§ **What is being asked**:
Where the data below has the string "more", return the whole line.

§ **Task input**:
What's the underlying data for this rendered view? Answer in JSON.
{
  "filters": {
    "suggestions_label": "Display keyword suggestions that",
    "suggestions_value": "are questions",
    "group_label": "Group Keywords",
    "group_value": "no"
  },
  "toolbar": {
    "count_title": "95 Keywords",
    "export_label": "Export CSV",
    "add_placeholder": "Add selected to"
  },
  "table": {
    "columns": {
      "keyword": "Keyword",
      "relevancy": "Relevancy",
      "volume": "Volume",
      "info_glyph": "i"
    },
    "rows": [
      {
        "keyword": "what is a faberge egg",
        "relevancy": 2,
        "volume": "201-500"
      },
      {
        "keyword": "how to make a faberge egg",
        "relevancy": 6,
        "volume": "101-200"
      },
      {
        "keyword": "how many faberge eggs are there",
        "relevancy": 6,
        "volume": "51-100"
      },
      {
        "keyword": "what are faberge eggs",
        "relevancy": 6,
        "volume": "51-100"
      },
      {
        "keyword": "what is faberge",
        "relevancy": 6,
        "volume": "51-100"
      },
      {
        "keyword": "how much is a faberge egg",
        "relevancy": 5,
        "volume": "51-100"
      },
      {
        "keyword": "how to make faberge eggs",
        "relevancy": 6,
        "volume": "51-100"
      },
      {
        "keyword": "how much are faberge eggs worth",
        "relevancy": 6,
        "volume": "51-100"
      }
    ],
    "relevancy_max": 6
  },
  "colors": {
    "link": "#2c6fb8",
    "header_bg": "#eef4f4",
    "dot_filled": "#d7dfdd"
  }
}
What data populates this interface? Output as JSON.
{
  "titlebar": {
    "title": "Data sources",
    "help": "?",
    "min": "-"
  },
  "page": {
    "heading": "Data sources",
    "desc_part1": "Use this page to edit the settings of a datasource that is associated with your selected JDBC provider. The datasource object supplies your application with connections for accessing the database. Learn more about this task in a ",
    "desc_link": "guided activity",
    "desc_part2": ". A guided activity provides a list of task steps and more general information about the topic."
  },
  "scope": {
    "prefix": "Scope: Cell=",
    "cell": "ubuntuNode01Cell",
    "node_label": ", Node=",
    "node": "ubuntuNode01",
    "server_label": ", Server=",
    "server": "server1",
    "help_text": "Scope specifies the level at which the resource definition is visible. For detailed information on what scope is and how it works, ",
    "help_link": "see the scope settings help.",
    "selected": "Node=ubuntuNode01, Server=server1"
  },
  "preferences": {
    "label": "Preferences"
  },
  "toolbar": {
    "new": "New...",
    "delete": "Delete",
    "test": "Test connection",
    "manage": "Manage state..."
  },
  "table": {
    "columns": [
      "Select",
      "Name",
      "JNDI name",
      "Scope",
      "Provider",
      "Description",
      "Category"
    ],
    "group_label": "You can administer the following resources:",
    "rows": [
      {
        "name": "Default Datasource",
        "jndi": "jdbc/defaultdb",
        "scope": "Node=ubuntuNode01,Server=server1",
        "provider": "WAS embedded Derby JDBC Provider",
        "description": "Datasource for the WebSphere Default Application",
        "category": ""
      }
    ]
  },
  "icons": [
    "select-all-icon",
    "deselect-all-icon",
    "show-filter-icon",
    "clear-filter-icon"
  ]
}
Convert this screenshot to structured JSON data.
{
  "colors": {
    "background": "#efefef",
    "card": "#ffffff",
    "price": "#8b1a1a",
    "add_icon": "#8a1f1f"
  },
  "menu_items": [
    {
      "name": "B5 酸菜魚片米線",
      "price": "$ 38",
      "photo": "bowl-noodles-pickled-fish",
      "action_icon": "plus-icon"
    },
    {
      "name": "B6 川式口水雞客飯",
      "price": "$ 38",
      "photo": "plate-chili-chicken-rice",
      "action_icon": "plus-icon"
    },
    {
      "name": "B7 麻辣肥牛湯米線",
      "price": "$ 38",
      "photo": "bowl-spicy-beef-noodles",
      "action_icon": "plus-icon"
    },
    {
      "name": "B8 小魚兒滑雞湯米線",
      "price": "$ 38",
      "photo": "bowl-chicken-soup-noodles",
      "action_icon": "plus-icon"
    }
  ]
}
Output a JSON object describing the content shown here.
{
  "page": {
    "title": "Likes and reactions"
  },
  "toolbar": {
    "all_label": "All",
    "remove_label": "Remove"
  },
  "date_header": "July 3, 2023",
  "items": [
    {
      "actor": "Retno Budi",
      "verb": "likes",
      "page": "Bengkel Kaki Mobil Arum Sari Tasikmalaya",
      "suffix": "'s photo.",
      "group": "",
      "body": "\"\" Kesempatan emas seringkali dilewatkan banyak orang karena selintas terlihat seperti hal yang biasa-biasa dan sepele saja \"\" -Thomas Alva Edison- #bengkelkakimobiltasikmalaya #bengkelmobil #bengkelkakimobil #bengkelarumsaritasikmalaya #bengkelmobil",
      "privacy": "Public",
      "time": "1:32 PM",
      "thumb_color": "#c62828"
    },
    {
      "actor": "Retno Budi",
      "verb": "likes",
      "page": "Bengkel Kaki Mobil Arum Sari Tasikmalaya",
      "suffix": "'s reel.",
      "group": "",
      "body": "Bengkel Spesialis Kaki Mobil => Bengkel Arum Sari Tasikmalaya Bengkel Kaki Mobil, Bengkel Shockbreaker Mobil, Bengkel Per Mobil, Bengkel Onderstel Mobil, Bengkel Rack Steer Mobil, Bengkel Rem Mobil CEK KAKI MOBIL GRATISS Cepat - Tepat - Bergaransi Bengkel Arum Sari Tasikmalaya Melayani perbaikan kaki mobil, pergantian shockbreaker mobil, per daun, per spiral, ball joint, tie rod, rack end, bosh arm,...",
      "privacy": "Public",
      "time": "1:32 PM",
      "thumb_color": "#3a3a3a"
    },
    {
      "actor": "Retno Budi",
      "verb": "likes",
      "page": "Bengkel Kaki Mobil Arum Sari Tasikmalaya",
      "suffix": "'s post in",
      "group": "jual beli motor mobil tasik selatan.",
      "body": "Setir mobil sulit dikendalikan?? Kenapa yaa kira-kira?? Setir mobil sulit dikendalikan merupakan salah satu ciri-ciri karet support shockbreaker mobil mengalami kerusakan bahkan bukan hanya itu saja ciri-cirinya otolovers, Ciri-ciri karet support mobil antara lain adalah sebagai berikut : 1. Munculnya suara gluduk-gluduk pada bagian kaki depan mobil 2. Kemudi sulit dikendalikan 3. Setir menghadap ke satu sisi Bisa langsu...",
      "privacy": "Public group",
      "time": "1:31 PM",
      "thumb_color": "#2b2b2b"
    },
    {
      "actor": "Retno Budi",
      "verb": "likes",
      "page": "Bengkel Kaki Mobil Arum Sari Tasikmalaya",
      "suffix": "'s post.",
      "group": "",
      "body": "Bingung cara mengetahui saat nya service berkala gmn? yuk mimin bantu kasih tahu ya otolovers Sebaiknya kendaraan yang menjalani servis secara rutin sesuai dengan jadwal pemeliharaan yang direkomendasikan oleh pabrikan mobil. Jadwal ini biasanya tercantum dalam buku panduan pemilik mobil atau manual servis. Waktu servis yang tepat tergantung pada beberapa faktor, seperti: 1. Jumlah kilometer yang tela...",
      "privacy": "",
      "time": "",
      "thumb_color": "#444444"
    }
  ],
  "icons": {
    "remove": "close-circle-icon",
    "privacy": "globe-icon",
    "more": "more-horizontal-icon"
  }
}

§ **Exercise output**:
    "desc_part1": "Use this page to edit the settings of a datasource that is associated with your selected JDBC provider. The datasource object supplies your application with connections for accessing the database. Learn more about this task in a ",
    "desc_part2": ". A guided activity provides a list of task steps and more general information about the topic."
    "more": "more-horizontal-icon"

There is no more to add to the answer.